• ПОСТАВЛЕННАЯ ЗАДАЧА: Какой, согласно тексту о буржуазных революциях, была экономика Пруссии до буржуазной революции 1848 г.?

• ПРЕДОСТАВЛЕННЫЙ ТЕКСТ:

--

Интересно, что буржуазные революции далеко не всегда завершались безусловным успехом. Силовая фаза борьбы нередко заканчивалась частичным или полным поражением революционных классов, однако даже такой исход не мог поставить под сомнение неотвратимость радикальных реформ. Победа реакционных сил означала, что революция лишь переходила в мирную фазу. Феодальная аристократия оказывалась вынужденной делиться политической властью с буржуазией. Под напором новых жизненных реалий власть все равно осуществляла насущные буржуазно-демократические преобразования, обеспечивающие слом старого и утверждение нового способа производства. Подобные революции “сверху” представляли собой результат своеобразного классового компромисса. Поэтому при неблагоприятном для буржуазии соотношении сил противодействие реакции могло приводить к неполноте и незавершенности капиталистических реформ и провоцировать тем самым новые попытки радикального решения назревших проблем.

Например, английская революция XVII века формально закончилась не очень удачно — реставрацией монархии и компромиссом буржуазии с феодалами. Однако она и инициированные ею процессы все-таки обеспечили полный простор развитию буржуазных отношений. В итоге в XIX веке Англия по степени развития капитализма значительно опережала другие страны. В отличие от нее Франция не только задержалась с проведением буржуазно-демократических преобразований, но и сами эти преобразования, сопровождаемые периодами реставрации старых порядков и отката назад, потребовали нескольких революций, начиная с революции 1789–1794 гг. и кончая событиями 1848 г. Поэтому представляется закономерным, что именно Англия в прошлом веке стала первой промышленной державой, “мастерской мира”, Франция же, доминировавшая в эпоху феодализма, отстала от нее.

Но наиболее показательный пример положительного влияния революционных преобразований на развитие производительных сил продемонстрировала Германия. До буржуазной революции 1848 г. Пруссия имела одну из самых отсталых экономик Европы. Однако формально закончившаяся поражением революция открыла, между тем, дорогу радикальным капиталистическим реформам и дала столь мощный толчок развитию экономики и тенденции к объединению страны, что в Первую мировую войну Германия вступила уже как сверхдержава, если использовать современную терминологию.

Казалось бы, США — одна из немногих стран, избежавших в своей истории революционных потрясений. На самом деле война североамериканских колоний Англии за независимость в 1775–1783 гг. одновременно решала задачи буржуазной революции. Она носила антифеодальный и антимонархический характер. Американская революция создала предпосылки для торжества фермерского, “американского пути” развития капитализма в земледелии. Но окончательно проблема была решена лишь в результате Гражданской войны 1861–1865 гг., покончившей с рабством, ставшим препятствием для развития американского капитализма.

--

• ПРЕДОСТАВЛЕННЫЕ ДАННЫЕ:
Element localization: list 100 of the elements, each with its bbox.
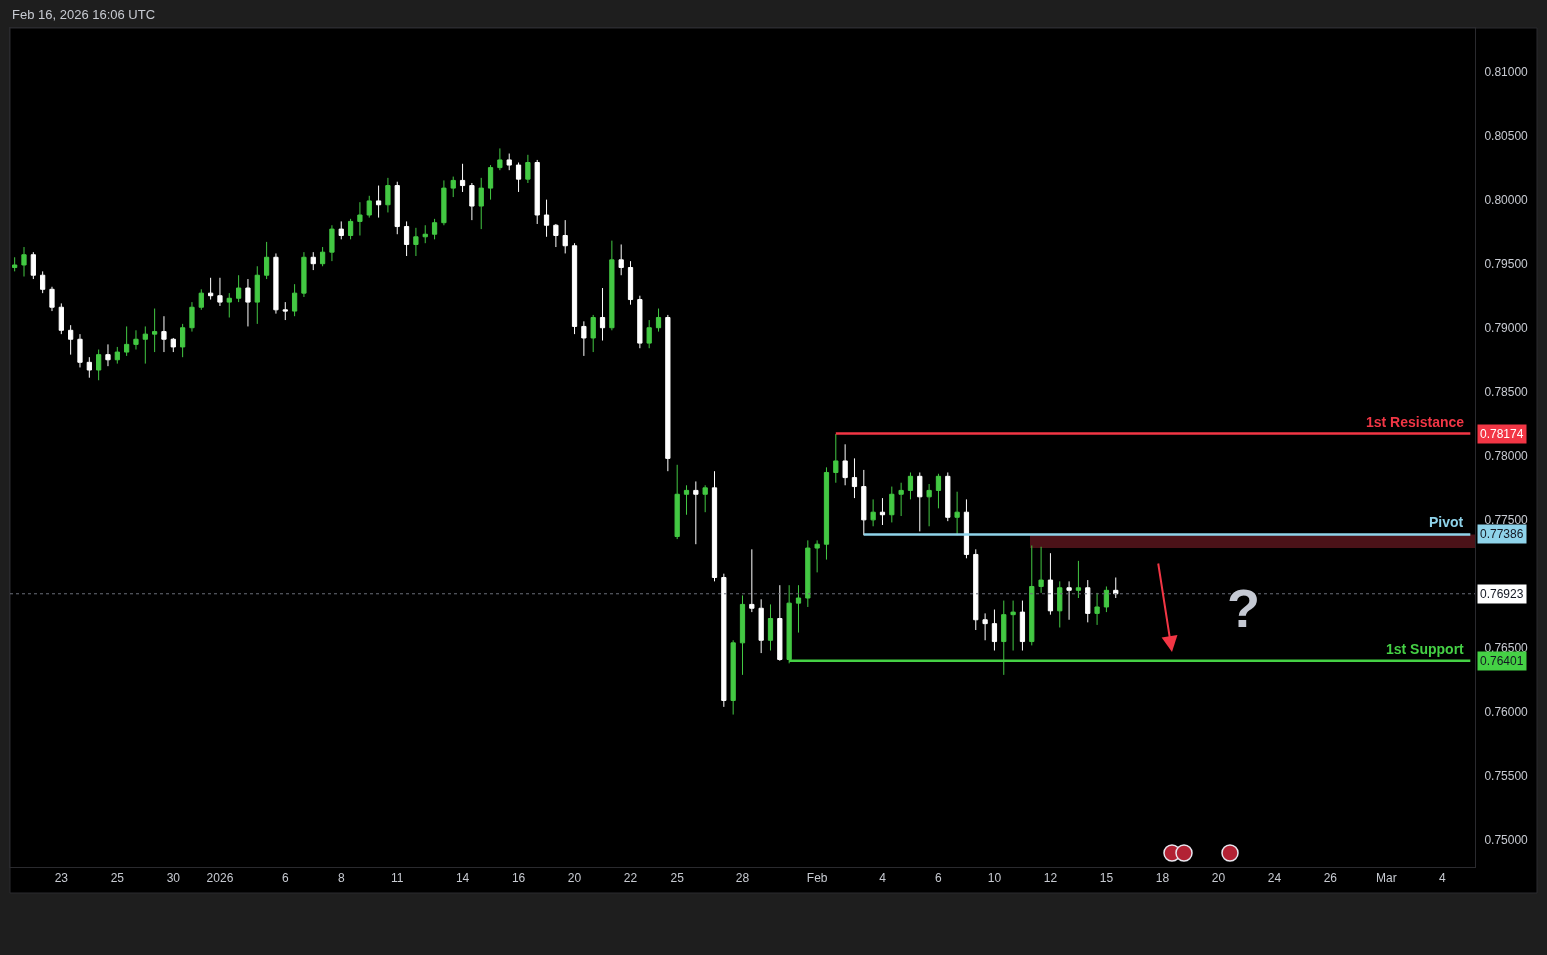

--

• РЕШЕНИЕ ЗАДАЧИ: Пруссия имела одну из самых отсталых экономик Европы.